§ **Exercise requirements**: Provide only the number of lines in the listing that contain the string "Early".

§ **Task material**:
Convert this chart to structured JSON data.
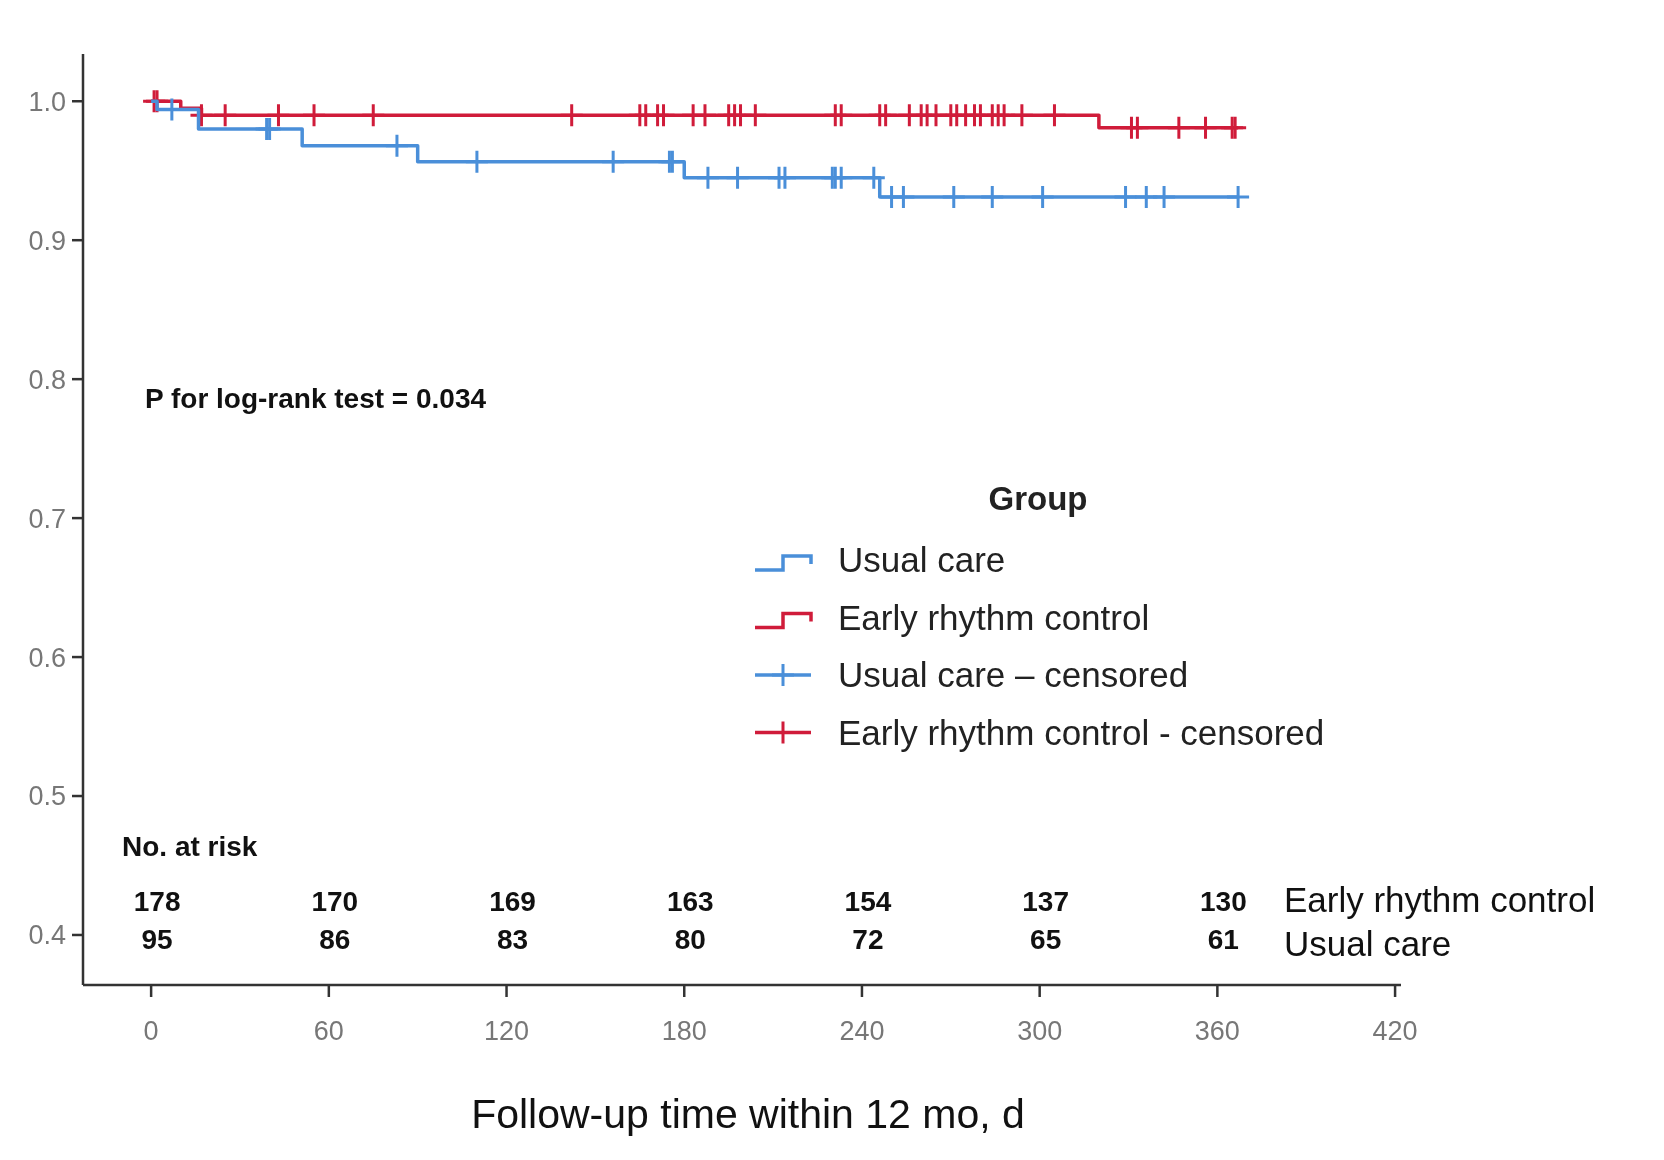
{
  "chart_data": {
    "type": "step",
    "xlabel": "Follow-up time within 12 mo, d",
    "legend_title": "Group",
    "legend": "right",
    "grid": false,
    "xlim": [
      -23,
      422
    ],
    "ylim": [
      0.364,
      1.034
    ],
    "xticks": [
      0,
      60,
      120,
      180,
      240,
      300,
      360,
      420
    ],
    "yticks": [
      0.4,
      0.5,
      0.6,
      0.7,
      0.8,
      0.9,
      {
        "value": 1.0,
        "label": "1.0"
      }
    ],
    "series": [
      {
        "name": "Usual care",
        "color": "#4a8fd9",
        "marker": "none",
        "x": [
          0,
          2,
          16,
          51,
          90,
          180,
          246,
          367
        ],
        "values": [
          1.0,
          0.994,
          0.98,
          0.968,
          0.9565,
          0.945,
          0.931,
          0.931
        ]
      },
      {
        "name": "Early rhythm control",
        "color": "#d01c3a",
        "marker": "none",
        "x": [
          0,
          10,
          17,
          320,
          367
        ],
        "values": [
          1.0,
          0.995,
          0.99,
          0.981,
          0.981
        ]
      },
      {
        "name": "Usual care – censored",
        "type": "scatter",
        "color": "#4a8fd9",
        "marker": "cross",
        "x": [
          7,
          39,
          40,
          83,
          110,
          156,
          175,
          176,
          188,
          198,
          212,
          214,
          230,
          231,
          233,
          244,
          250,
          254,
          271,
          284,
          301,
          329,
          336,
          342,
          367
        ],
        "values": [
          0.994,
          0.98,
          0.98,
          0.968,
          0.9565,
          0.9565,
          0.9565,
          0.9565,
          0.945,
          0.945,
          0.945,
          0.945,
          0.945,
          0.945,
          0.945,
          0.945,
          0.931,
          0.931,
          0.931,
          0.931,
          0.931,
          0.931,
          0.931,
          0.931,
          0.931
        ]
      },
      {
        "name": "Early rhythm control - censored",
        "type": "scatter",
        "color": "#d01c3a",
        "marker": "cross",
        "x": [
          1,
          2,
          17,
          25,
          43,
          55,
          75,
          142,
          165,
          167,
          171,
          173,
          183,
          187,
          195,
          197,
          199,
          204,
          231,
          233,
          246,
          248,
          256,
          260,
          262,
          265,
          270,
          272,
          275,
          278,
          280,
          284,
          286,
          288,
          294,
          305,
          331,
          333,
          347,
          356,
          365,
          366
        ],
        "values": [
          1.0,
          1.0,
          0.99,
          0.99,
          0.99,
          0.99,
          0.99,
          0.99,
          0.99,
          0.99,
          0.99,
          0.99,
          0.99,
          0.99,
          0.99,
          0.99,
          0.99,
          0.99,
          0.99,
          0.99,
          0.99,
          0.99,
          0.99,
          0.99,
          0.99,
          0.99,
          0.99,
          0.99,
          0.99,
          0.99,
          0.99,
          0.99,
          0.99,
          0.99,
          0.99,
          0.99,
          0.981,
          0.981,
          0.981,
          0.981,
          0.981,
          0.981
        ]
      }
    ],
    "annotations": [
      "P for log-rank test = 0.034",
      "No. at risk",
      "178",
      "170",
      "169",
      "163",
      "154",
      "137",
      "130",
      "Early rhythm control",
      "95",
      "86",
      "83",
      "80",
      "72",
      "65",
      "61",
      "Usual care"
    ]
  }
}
---
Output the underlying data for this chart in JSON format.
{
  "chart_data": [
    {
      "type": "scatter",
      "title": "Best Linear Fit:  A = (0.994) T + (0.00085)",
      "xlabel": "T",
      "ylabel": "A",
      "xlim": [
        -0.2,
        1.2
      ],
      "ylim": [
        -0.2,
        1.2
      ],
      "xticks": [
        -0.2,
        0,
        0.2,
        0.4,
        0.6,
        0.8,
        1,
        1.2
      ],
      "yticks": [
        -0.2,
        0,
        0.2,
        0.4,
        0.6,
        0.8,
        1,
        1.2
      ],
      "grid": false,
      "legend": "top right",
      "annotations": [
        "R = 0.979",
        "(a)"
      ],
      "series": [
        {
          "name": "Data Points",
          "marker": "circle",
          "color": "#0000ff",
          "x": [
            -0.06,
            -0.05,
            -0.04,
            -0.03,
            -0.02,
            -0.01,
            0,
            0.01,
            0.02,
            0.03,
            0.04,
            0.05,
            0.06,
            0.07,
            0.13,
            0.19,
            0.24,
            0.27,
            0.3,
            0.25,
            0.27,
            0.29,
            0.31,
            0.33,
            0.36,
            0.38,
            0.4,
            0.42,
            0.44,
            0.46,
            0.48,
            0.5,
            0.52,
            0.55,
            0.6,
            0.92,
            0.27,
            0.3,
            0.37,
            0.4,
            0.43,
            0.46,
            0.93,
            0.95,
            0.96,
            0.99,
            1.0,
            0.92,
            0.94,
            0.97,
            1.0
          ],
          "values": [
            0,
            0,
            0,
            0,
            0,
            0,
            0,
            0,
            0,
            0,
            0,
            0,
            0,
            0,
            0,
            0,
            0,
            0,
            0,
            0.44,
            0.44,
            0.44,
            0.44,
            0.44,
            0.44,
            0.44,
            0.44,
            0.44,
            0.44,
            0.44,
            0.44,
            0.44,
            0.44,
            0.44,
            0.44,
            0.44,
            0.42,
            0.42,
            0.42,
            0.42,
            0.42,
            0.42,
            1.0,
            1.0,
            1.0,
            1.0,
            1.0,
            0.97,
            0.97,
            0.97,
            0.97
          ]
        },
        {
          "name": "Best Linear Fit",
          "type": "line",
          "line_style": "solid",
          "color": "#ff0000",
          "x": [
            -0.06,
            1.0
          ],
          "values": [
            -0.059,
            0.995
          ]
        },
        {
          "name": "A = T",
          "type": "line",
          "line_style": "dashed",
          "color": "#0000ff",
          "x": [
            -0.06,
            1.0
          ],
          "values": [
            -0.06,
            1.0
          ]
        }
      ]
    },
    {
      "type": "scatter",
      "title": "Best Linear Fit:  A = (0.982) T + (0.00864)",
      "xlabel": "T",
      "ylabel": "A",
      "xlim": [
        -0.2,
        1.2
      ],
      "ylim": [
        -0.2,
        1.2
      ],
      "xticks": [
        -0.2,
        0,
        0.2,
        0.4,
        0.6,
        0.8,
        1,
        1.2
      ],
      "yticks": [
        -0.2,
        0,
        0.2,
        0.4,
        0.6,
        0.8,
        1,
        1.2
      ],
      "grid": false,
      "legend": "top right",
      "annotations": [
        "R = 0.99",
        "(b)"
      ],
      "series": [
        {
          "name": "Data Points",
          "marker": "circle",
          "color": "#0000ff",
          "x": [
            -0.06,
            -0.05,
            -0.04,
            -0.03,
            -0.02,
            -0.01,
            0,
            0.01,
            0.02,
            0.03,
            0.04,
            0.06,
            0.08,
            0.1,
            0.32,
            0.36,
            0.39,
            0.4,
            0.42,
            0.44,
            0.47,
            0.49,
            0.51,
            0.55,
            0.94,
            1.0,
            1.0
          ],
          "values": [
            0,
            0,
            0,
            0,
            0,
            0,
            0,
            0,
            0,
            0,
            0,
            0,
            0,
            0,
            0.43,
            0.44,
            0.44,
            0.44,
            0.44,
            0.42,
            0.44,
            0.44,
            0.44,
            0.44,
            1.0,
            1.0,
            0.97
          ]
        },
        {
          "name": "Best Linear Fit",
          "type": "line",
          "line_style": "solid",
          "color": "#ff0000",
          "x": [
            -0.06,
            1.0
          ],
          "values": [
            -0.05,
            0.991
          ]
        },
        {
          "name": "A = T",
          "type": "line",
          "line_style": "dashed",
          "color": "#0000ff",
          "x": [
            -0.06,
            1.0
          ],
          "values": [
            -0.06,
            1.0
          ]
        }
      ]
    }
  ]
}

§ **Result of the exercise**: 3